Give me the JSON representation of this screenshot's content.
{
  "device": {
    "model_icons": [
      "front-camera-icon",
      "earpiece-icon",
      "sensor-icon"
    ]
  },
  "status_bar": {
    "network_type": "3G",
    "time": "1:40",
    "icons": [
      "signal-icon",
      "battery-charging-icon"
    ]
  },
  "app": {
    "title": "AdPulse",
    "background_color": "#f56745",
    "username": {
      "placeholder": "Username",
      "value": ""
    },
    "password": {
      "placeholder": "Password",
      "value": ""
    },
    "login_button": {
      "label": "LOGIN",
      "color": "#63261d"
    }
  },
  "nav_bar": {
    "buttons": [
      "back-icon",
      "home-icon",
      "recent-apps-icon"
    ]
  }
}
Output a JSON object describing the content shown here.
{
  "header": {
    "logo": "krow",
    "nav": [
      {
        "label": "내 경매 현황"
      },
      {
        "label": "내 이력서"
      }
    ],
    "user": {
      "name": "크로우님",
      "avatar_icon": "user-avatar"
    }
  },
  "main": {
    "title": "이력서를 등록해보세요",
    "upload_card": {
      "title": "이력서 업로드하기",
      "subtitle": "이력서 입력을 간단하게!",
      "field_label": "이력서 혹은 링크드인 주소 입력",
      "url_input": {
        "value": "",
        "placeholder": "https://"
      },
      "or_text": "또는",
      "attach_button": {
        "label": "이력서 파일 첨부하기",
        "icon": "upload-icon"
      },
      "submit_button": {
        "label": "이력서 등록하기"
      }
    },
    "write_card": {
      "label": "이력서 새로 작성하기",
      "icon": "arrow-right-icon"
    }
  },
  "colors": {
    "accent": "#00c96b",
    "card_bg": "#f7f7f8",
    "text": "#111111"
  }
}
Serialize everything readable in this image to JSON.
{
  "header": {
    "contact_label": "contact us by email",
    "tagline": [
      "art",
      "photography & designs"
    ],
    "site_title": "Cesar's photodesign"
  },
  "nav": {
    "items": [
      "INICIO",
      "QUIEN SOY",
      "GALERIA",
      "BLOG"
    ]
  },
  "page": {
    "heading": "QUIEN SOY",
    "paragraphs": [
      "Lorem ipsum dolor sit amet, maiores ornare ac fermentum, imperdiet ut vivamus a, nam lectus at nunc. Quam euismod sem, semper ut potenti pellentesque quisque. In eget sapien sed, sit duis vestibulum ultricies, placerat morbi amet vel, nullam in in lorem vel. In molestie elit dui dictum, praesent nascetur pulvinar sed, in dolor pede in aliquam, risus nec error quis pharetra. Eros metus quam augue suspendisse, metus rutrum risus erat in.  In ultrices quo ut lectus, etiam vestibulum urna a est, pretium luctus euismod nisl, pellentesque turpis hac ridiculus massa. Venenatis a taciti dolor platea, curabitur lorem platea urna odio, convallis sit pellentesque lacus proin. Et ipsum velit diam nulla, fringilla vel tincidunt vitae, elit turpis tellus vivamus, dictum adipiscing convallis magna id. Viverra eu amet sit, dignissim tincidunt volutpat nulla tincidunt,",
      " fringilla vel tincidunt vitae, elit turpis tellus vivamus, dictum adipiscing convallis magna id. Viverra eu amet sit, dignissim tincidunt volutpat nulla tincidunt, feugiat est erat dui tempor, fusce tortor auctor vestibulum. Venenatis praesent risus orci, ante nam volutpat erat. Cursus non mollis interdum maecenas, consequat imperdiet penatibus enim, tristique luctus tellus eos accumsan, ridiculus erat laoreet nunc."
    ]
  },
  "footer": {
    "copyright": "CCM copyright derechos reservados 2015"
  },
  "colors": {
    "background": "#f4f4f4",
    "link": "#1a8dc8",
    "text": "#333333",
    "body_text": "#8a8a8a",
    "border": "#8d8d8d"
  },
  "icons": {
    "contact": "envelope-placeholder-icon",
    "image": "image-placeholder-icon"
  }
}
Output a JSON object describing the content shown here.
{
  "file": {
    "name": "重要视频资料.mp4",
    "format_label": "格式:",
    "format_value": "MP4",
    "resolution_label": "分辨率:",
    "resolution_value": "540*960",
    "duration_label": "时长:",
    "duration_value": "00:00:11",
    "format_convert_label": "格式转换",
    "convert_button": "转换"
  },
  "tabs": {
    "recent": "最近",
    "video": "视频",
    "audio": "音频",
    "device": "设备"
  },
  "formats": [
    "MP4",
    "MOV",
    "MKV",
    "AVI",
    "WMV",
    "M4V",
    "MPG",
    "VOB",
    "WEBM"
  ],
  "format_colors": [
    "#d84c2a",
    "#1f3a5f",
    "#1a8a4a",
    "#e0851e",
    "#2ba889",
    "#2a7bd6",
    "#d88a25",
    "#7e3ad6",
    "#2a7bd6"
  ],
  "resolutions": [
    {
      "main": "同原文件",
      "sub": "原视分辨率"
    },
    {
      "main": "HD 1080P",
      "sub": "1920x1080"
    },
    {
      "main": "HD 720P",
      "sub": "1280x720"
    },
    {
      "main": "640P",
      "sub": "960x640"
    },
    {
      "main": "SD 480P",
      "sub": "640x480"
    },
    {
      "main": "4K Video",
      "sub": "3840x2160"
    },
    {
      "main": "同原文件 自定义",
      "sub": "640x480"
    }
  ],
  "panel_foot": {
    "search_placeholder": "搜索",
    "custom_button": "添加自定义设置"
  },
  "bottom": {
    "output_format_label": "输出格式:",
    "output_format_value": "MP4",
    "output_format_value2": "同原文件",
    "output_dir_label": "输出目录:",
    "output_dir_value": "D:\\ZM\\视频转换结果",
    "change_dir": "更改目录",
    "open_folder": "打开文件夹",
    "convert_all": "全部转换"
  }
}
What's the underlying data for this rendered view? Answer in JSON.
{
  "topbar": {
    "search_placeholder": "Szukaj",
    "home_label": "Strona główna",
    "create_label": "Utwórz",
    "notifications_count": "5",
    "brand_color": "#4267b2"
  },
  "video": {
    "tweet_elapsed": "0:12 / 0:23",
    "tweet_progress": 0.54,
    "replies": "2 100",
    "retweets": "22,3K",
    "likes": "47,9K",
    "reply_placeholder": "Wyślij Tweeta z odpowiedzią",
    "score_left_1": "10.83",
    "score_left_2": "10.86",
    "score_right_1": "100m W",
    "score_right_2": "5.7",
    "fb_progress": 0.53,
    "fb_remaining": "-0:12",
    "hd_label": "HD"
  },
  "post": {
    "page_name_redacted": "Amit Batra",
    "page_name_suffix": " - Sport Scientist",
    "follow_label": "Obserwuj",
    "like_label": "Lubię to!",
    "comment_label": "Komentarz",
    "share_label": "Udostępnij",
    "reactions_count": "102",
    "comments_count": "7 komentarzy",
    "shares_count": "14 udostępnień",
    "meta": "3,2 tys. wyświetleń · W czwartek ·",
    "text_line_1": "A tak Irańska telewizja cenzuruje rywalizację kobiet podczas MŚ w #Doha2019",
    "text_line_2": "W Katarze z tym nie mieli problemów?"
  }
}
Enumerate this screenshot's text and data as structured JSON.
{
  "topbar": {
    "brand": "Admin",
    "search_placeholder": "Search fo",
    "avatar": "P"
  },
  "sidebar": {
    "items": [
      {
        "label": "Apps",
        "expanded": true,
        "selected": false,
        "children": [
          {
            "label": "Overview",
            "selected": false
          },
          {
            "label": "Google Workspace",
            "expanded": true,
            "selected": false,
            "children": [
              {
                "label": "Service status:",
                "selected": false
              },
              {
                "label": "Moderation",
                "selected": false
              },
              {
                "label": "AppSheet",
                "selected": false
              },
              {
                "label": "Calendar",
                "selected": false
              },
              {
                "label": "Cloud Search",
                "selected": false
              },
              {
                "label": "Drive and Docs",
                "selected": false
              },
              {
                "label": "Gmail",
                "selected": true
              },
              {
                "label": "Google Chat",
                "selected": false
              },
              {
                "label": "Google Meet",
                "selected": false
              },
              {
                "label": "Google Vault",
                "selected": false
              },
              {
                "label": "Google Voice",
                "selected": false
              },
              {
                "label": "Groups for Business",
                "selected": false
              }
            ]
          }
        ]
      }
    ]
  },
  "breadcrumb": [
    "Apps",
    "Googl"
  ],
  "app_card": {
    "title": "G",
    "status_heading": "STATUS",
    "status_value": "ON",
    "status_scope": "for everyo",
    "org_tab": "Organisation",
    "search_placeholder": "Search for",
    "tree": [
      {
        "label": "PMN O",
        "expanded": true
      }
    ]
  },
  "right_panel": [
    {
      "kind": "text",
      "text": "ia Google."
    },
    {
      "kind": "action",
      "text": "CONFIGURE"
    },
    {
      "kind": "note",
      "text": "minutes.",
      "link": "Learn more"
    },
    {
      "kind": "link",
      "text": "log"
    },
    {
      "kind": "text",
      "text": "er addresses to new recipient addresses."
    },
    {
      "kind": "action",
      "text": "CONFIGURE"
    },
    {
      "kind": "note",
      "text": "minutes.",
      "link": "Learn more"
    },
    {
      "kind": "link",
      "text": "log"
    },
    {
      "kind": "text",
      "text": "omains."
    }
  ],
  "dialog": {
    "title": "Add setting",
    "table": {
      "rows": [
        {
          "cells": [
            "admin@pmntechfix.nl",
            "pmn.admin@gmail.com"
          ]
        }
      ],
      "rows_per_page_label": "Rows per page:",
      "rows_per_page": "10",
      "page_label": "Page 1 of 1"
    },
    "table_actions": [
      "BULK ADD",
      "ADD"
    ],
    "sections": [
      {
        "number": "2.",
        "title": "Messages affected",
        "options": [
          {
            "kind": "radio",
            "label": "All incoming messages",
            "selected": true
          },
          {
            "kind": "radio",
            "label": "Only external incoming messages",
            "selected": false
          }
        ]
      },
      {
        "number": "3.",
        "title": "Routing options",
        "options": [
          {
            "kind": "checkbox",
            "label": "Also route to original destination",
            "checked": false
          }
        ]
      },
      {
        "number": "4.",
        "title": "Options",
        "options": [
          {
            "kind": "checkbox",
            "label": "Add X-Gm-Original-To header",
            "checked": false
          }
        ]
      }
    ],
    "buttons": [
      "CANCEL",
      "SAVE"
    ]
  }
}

*GOAL*:
Pick out the lines above containing the word "contact", then copy them.

*CORRECT OUTPUT*:
    "contact_label": "contact us by email",
    "contact": "envelope-placeholder-icon",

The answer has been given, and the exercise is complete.